Таковы единственные и мистические, но оттого ничуть не менее достоверные причины, по которым все, что воспоследует далее, от начала и до конца будет (причем без всяких на то моих стараний) неизменно и неотвратимо гениально – гениально только потому, что это подлинный «Дневник» вашего преданного и смиренного слуги.
1952
Май
Порт-Льигат, 1-е
Герой тот, кто восстает против отцовской власти и одерживает победу
Я впервые воспользовался своими лакированными туфлями, которые не могу носить подолгу, так как они чудовищно жмут, для того чтобы написать то, что воспоследует ниже. Обычно я надеваю их перед самым началом выступления на публике. Они так мучительно стискивают ноги, что это до предела усиливает мои ораторские способности. Эта острая, мозжащая боль понуждает меня петь подобно соловью или неаполитанскому певцу, поскольку неаполитанские певцы тоже носят тесную обувь. Нутряной физический позыв к испражнению, всепоглощающая мука, причиной которой являются лакированные туфли, принуждают меня прямо-таки потоком извергать слова, исполненные возвышенных, сконцентрированных истин, и причина этого в изощренной инквизиторской пытке, какой подвергаются мои ступни. Итак, я надеваю туфли и начинаю неспешно, по-мазохистски излагать полную правду о моем изгнании из группы сюрреалистов. Мне в высшей степени наплевать на все те клеветы, которые может распространять обо мне Андре Бретон[9], так и не простивший мне того, что я являюсь последним и единственным сюрреалистом; однако крайне важно, чтобы весь мир в тот день, когда я опубликую эти записи, наконец узнал, как на самом деле все это происходило. Для этого мне придется вернуться к своему детству. Я никогда не был способен оставаться средним учеником. Я либо выглядел недоступным для какого-либо обучения, словно бы демонстрируя полную и непроходимую тупость, либо набрасывался на учебу с таким исступлением, упорством и жаждой знания, которые приводили в недоумение всех. Но чтобы пробудить во мне подобное рвение, надо было предложить нечто, что мне понравилось бы. Соблазненный приманкой, я демонстрировал прямо-таки ненасытный голод.

______

== Требуемые действия ==
a: Процитируйте фрагмент дневника от слов «Таковы единственные и» вплоть до слов «и смиренного слуги.».
b: Когда, согласно фрагменту дневника, автор записей обычно надевает лакированные туфли?
c: Продолжите фрагмент дневника с того места, где он заканчивается.
Данные здесь никак не используются.

== Исходные данные ==
______

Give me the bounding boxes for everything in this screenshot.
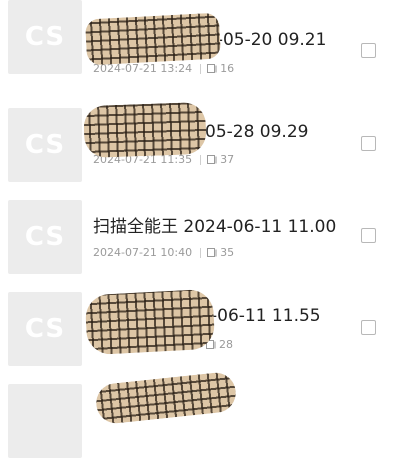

______

== Ответы к заданиям ==
a:
Таковы единственные и мистические, но оттого ничуть не менее достоверные причины, по которым все, что воспоследует далее, от начала и до конца будет (причем без всяких на то моих стараний) неизменно и неотвратимо гениально – гениально только потому, что это подлинный «Дневник» вашего преданного и смиренного слуги.

b: Перед самым началом выступления на публике.

c:
Первый мой наставник дон Эстебан Трайта[10] в течение целого года твердил мне, что Бога нет. При этом безапелляционно добавлял, что религия – «бабье занятие». Несмотря на свой юный возраст, я с восторгом воспринял эту идею. Она мне казалась сияющей неопровержимой истиной. В справедливости ее я мог ежедневно убеждаться на примере собственной семьи, где в церковь ходили только женщины, меж тем как отец мой, объявив себя вольнодумцем-атеистом, никогда там не показывался. А для вящего подтверждения своего вольнодумства отец любое, даже самое краткое, высказывание уснащал чудовищными, но чрезвычайно цветистыми богохульствами. Если же кто-нибудь этим возмущался, он не без удовольствия повторял афоризм своего друга Габриэля Аламара: «Богохульство есть лучшее украшение каталанского языка».
Я уже рассказывал в других своих сочинениях о трагической жизни моего отца. Она достойна того, чтобы ее описал Софокл[11]. По правде сказать, отцом я восхищался более, чем кем бы то ни было, и подражал ему более, чем кому-либо другому, хотя и заставлял его много страдать. Я молю Бога принять его в свое Царствие Небесное, где, я убежден, он и пребывает ныне, так как три последних года его жизни были отмечены глубоким религиозным кризисом, вследствие которого он обрел утешение и прощение, причастившись в свой смертный час Святых Тайн.
Но в пору детства, когда мой ум устремлялся к знаниям, я находил в отцовской библиотеке одни лишь атеистические книжки. Листая их, я старательно, не пропуская ни единого доказательства, познавал, что Бога нет. С несказанным терпением я читал энциклопедистов[12], которые, как мне видится сейчас, способны нагонять лишь невыносимую скуку. «Философский словарь» Вольтера[13] на каждой своей странице представлял мне аргументы юриста (подобные аргументам моего отца, который был нотариусом), свидетельствующие о несуществовании Бога.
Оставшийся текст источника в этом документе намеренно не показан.